** BEGIN Extracted material **
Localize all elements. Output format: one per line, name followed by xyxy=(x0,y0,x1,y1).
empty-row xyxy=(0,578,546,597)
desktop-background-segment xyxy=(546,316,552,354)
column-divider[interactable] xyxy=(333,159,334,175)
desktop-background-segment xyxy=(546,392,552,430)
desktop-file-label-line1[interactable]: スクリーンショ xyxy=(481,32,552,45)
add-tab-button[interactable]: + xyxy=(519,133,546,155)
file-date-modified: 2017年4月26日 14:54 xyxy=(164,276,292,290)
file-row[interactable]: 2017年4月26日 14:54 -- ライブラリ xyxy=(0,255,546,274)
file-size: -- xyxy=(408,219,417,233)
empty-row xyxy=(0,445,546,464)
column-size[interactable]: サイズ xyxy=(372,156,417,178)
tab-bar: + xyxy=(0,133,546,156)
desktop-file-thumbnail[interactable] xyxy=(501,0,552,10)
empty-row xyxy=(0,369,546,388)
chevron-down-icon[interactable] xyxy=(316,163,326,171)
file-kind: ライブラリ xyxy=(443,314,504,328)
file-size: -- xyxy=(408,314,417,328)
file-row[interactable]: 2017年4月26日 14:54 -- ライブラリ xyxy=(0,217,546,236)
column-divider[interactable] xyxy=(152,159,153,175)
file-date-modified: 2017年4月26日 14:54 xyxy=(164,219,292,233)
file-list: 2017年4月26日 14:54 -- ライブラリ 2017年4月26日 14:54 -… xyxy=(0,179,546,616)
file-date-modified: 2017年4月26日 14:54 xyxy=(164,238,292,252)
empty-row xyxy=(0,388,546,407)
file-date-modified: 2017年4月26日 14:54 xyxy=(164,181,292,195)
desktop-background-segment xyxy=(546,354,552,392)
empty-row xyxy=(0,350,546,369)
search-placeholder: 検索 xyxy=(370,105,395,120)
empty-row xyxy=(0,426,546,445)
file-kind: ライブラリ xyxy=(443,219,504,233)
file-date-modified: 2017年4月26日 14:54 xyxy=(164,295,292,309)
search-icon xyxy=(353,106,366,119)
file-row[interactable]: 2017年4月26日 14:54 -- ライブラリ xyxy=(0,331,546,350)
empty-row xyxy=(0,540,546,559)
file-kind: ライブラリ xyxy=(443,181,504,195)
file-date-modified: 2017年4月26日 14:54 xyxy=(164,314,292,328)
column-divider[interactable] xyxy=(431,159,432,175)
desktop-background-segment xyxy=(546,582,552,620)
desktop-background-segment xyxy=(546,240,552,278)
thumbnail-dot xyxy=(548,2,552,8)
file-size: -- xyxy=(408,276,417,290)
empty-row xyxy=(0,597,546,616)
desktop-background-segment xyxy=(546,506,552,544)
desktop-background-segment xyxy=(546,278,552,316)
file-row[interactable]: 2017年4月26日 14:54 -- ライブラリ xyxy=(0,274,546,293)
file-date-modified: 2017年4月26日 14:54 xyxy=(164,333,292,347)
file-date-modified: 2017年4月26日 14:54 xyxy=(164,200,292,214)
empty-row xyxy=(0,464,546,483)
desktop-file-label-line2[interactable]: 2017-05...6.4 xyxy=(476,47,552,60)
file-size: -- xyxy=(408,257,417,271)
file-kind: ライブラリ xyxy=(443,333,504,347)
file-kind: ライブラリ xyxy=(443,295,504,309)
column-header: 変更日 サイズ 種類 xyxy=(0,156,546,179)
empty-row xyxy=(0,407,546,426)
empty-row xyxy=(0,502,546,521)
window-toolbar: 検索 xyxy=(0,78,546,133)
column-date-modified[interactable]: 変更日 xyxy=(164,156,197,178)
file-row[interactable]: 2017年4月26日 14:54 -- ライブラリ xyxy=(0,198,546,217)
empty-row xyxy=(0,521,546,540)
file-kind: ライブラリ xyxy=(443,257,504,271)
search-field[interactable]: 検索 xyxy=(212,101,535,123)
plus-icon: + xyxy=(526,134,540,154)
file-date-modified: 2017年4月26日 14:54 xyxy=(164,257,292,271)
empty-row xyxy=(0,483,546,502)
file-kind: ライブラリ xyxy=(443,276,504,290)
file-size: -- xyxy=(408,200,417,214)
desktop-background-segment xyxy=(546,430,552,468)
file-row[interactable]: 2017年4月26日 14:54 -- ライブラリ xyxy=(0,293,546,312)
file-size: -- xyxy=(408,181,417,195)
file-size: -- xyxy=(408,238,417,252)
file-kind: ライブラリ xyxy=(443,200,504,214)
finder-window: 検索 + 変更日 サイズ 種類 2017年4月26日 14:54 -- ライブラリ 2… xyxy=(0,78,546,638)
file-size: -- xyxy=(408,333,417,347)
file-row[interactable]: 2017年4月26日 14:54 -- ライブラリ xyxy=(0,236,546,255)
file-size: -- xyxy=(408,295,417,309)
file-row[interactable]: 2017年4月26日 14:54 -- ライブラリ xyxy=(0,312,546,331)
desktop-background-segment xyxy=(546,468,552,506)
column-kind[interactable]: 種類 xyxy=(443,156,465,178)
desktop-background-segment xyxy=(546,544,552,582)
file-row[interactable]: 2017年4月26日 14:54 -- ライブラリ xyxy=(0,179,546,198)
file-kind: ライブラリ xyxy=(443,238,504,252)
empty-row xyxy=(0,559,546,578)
** END Extracted material **
• Exercise directions:
Please copy the listing above line for line, leaving every character unchanged.

• Written response:
Localize all elements. Output format: one per line, name followed by xyxy=(x0,y0,x1,y1).
empty-row xyxy=(0,578,546,597)
desktop-background-segment xyxy=(546,316,552,354)
column-divider[interactable] xyxy=(333,159,334,175)
desktop-background-segment xyxy=(546,392,552,430)
desktop-file-label-line1[interactable]: スクリーンショ xyxy=(481,32,552,45)
add-tab-button[interactable]: + xyxy=(519,133,546,155)
file-date-modified: 2017年4月26日 14:54 xyxy=(164,276,292,290)
file-row[interactable]: 2017年4月26日 14:54 -- ライブラリ xyxy=(0,255,546,274)
file-size: -- xyxy=(408,219,417,233)
empty-row xyxy=(0,445,546,464)
column-size[interactable]: サイズ xyxy=(372,156,417,178)
tab-bar: + xyxy=(0,133,546,156)
desktop-file-thumbnail[interactable] xyxy=(501,0,552,10)
empty-row xyxy=(0,369,546,388)
chevron-down-icon[interactable] xyxy=(316,163,326,171)
file-kind: ライブラリ xyxy=(443,314,504,328)
file-size: -- xyxy=(408,314,417,328)
file-row[interactable]: 2017年4月26日 14:54 -- ライブラリ xyxy=(0,217,546,236)
column-divider[interactable] xyxy=(152,159,153,175)
file-date-modified: 2017年4月26日 14:54 xyxy=(164,219,292,233)
file-list: 2017年4月26日 14:54 -- ライブラリ 2017年4月26日 14:54 -… xyxy=(0,179,546,616)
file-date-modified: 2017年4月26日 14:54 xyxy=(164,238,292,252)
empty-row xyxy=(0,388,546,407)
file-date-modified: 2017年4月26日 14:54 xyxy=(164,181,292,195)
desktop-background-segment xyxy=(546,354,552,392)
empty-row xyxy=(0,350,546,369)
search-placeholder: 検索 xyxy=(370,105,395,120)
empty-row xyxy=(0,426,546,445)
file-kind: ライブラリ xyxy=(443,219,504,233)
file-date-modified: 2017年4月26日 14:54 xyxy=(164,295,292,309)
search-icon xyxy=(353,106,366,119)
file-row[interactable]: 2017年4月26日 14:54 -- ライブラリ xyxy=(0,331,546,350)
empty-row xyxy=(0,540,546,559)
file-kind: ライブラリ xyxy=(443,181,504,195)
file-date-modified: 2017年4月26日 14:54 xyxy=(164,314,292,328)
column-divider[interactable] xyxy=(431,159,432,175)
desktop-background-segment xyxy=(546,582,552,620)
desktop-background-segment xyxy=(546,240,552,278)
thumbnail-dot xyxy=(548,2,552,8)
file-size: -- xyxy=(408,276,417,290)
empty-row xyxy=(0,597,546,616)
desktop-background-segment xyxy=(546,506,552,544)
desktop-background-segment xyxy=(546,278,552,316)
file-row[interactable]: 2017年4月26日 14:54 -- ライブラリ xyxy=(0,274,546,293)
file-date-modified: 2017年4月26日 14:54 xyxy=(164,333,292,347)
file-date-modified: 2017年4月26日 14:54 xyxy=(164,200,292,214)
empty-row xyxy=(0,464,546,483)
desktop-file-label-line2[interactable]: 2017-05...6.4 xyxy=(476,47,552,60)
file-size: -- xyxy=(408,257,417,271)
file-kind: ライブラリ xyxy=(443,333,504,347)
file-kind: ライブラリ xyxy=(443,295,504,309)
column-header: 変更日 サイズ 種類 xyxy=(0,156,546,179)
empty-row xyxy=(0,407,546,426)
empty-row xyxy=(0,502,546,521)
window-toolbar: 検索 xyxy=(0,78,546,133)
column-date-modified[interactable]: 変更日 xyxy=(164,156,197,178)
file-row[interactable]: 2017年4月26日 14:54 -- ライブラリ xyxy=(0,198,546,217)
empty-row xyxy=(0,521,546,540)
file-kind: ライブラリ xyxy=(443,257,504,271)
search-field[interactable]: 検索 xyxy=(212,101,535,123)
plus-icon: + xyxy=(526,134,540,154)
file-date-modified: 2017年4月26日 14:54 xyxy=(164,257,292,271)
empty-row xyxy=(0,483,546,502)
file-kind: ライブラリ xyxy=(443,276,504,290)
file-size: -- xyxy=(408,200,417,214)
desktop-background-segment xyxy=(546,430,552,468)
file-row[interactable]: 2017年4月26日 14:54 -- ライブラリ xyxy=(0,293,546,312)
file-size: -- xyxy=(408,181,417,195)
file-size: -- xyxy=(408,238,417,252)
file-kind: ライブラリ xyxy=(443,200,504,214)
finder-window: 検索 + 変更日 サイズ 種類 2017年4月26日 14:54 -- ライブラリ 2… xyxy=(0,78,546,638)
file-size: -- xyxy=(408,333,417,347)
file-row[interactable]: 2017年4月26日 14:54 -- ライブラリ xyxy=(0,236,546,255)
file-size: -- xyxy=(408,295,417,309)
file-row[interactable]: 2017年4月26日 14:54 -- ライブラリ xyxy=(0,312,546,331)
desktop-background-segment xyxy=(546,468,552,506)
column-kind[interactable]: 種類 xyxy=(443,156,465,178)
desktop-background-segment xyxy=(546,544,552,582)
file-row[interactable]: 2017年4月26日 14:54 -- ライブラリ xyxy=(0,179,546,198)
file-kind: ライブラリ xyxy=(443,238,504,252)
empty-row xyxy=(0,559,546,578)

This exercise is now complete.